§ REQUEST
Write out all the data again, exactly as it stands.

## Begin WORKING DATA

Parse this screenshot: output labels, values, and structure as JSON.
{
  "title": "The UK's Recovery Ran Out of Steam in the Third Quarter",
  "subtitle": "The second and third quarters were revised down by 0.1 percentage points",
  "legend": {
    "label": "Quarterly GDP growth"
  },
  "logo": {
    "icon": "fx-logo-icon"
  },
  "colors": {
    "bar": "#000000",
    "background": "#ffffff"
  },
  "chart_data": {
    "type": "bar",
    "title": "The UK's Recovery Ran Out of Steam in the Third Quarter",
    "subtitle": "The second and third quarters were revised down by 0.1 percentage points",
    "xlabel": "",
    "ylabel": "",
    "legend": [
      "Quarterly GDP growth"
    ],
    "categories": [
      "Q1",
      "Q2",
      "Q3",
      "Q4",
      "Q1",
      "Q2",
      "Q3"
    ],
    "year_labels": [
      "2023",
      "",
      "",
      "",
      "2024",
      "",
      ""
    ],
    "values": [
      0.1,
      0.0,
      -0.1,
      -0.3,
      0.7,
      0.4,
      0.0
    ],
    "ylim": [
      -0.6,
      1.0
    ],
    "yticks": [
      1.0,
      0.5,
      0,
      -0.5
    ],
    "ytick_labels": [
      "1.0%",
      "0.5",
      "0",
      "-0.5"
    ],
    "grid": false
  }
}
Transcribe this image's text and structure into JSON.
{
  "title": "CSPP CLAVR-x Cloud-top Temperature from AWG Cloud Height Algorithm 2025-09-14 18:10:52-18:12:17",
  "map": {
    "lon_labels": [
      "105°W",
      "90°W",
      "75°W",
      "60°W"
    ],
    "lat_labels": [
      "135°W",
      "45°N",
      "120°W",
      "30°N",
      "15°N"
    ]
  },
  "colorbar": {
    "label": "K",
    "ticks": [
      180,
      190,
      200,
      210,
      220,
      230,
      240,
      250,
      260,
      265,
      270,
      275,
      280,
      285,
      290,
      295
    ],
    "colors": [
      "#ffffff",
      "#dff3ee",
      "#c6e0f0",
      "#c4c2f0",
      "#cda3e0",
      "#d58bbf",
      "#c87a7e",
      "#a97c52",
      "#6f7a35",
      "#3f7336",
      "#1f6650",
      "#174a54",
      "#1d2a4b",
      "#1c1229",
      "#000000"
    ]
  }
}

## End WORKING DATA

§ COMPLETE OUTPUT
Parse this screenshot: output labels, values, and structure as JSON.
{
  "title": "The UK's Recovery Ran Out of Steam in the Third Quarter",
  "subtitle": "The second and third quarters were revised down by 0.1 percentage points",
  "legend": {
    "label": "Quarterly GDP growth"
  },
  "logo": {
    "icon": "fx-logo-icon"
  },
  "colors": {
    "bar": "#000000",
    "background": "#ffffff"
  },
  "chart_data": {
    "type": "bar",
    "title": "The UK's Recovery Ran Out of Steam in the Third Quarter",
    "subtitle": "The second and third quarters were revised down by 0.1 percentage points",
    "xlabel": "",
    "ylabel": "",
    "legend": [
      "Quarterly GDP growth"
    ],
    "categories": [
      "Q1",
      "Q2",
      "Q3",
      "Q4",
      "Q1",
      "Q2",
      "Q3"
    ],
    "year_labels": [
      "2023",
      "",
      "",
      "",
      "2024",
      "",
      ""
    ],
    "values": [
      0.1,
      0.0,
      -0.1,
      -0.3,
      0.7,
      0.4,
      0.0
    ],
    "ylim": [
      -0.6,
      1.0
    ],
    "yticks": [
      1.0,
      0.5,
      0,
      -0.5
    ],
    "ytick_labels": [
      "1.0%",
      "0.5",
      "0",
      "-0.5"
    ],
    "grid": false
  }
}
Transcribe this image's text and structure into JSON.
{
  "title": "CSPP CLAVR-x Cloud-top Temperature from AWG Cloud Height Algorithm 2025-09-14 18:10:52-18:12:17",
  "map": {
    "lon_labels": [
      "105°W",
      "90°W",
      "75°W",
      "60°W"
    ],
    "lat_labels": [
      "135°W",
      "45°N",
      "120°W",
      "30°N",
      "15°N"
    ]
  },
  "colorbar": {
    "label": "K",
    "ticks": [
      180,
      190,
      200,
      210,
      220,
      230,
      240,
      250,
      260,
      265,
      270,
      275,
      280,
      285,
      290,
      295
    ],
    "colors": [
      "#ffffff",
      "#dff3ee",
      "#c6e0f0",
      "#c4c2f0",
      "#cda3e0",
      "#d58bbf",
      "#c87a7e",
      "#a97c52",
      "#6f7a35",
      "#3f7336",
      "#1f6650",
      "#174a54",
      "#1d2a4b",
      "#1c1229",
      "#000000"
    ]
  }
}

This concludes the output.